Source records below:
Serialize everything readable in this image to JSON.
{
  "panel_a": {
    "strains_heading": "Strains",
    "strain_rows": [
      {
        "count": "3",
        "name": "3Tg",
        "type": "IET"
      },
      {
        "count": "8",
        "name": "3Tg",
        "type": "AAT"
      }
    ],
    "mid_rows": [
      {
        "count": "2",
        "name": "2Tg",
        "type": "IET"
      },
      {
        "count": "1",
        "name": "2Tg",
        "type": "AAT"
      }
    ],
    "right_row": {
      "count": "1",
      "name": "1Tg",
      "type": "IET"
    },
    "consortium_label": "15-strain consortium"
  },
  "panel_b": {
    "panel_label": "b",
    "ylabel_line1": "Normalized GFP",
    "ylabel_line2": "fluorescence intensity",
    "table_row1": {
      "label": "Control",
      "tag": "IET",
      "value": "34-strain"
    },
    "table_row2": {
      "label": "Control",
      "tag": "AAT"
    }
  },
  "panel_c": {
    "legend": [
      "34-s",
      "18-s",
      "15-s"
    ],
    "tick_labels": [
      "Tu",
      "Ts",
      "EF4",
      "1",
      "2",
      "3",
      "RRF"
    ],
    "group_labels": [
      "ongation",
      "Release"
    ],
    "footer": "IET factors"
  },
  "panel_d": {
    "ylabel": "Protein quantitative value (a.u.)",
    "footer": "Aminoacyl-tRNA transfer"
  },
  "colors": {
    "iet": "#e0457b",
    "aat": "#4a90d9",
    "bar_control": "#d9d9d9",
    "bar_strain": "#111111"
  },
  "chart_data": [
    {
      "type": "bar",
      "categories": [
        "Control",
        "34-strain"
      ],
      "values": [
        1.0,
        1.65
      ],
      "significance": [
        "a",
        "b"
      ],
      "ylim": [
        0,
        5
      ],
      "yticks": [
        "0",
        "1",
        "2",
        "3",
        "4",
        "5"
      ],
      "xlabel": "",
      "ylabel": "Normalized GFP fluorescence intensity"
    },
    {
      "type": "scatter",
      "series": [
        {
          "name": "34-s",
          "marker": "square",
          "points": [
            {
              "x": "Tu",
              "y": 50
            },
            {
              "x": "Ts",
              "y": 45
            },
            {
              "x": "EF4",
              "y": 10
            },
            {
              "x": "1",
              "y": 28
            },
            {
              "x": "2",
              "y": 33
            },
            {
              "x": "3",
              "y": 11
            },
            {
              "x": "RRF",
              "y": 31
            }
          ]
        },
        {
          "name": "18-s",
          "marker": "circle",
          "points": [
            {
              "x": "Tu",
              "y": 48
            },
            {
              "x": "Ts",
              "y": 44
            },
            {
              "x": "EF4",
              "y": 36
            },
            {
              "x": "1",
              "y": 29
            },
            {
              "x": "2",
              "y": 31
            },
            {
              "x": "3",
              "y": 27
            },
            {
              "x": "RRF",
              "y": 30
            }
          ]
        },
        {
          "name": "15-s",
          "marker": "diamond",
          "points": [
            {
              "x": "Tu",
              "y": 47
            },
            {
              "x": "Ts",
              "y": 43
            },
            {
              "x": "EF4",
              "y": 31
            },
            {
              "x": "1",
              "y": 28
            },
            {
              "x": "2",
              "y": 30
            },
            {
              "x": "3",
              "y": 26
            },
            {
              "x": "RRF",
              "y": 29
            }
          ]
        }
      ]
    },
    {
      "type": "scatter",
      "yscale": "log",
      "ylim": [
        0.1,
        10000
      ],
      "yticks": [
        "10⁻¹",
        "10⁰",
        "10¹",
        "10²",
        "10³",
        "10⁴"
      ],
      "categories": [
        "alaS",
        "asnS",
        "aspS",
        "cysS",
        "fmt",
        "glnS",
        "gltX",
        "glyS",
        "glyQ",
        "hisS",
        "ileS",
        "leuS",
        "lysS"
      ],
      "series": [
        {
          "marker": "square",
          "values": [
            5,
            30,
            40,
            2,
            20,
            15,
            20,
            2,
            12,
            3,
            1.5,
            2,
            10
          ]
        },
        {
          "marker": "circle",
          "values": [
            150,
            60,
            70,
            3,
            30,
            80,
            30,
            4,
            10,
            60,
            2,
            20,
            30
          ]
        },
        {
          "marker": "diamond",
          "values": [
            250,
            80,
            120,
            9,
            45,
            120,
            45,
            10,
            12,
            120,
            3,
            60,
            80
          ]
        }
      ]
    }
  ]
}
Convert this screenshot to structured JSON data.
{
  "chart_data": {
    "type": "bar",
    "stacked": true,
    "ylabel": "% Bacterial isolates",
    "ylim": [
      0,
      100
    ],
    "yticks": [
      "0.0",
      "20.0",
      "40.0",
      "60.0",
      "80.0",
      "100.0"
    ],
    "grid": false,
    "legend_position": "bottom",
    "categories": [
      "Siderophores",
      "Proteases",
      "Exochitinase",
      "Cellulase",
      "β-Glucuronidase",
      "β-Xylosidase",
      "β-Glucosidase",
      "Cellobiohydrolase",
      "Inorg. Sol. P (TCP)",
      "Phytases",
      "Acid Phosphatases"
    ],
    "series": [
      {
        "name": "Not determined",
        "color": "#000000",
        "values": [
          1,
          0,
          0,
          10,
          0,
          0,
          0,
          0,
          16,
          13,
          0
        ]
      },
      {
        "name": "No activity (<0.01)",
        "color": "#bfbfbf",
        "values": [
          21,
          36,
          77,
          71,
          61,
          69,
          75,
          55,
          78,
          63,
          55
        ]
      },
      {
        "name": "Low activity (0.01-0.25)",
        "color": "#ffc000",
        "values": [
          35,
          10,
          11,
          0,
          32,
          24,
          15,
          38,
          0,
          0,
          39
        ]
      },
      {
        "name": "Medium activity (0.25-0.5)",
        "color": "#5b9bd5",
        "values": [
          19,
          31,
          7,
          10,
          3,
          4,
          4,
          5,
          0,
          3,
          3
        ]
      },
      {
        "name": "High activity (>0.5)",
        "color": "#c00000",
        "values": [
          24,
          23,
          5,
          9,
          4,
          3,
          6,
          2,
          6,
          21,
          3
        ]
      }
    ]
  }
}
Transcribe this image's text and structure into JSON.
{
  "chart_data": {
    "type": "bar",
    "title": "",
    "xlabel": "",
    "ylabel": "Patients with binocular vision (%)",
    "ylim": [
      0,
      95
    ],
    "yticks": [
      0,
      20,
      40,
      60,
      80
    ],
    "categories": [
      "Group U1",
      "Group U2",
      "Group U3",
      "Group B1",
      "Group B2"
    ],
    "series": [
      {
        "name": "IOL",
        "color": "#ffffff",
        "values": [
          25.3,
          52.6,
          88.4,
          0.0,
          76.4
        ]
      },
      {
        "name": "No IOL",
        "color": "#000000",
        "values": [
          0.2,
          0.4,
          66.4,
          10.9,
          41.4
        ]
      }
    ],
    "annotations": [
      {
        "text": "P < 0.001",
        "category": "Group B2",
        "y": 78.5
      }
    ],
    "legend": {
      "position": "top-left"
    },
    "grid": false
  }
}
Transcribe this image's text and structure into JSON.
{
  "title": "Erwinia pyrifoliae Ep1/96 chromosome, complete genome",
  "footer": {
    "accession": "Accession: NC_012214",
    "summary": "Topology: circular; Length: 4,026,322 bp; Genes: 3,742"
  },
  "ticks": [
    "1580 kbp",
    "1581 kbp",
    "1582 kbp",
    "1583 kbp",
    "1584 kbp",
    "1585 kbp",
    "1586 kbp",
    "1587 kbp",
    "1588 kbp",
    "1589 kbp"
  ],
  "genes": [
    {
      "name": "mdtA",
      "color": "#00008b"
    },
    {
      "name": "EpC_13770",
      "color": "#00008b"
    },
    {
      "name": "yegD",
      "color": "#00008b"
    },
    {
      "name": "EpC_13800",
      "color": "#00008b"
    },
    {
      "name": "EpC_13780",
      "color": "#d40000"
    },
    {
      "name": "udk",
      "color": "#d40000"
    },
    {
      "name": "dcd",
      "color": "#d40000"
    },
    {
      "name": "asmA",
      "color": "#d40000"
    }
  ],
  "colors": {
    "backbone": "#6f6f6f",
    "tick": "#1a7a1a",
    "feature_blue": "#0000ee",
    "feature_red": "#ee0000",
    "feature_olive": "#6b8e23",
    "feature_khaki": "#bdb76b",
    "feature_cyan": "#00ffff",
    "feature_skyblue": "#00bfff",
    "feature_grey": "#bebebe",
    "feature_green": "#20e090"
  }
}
End of Source records.
The result should be every line that contains "title", copied from the entries.

    "title": "",
  "title": "Erwinia pyrifoliae Ep1/96 chromosome, complete genome",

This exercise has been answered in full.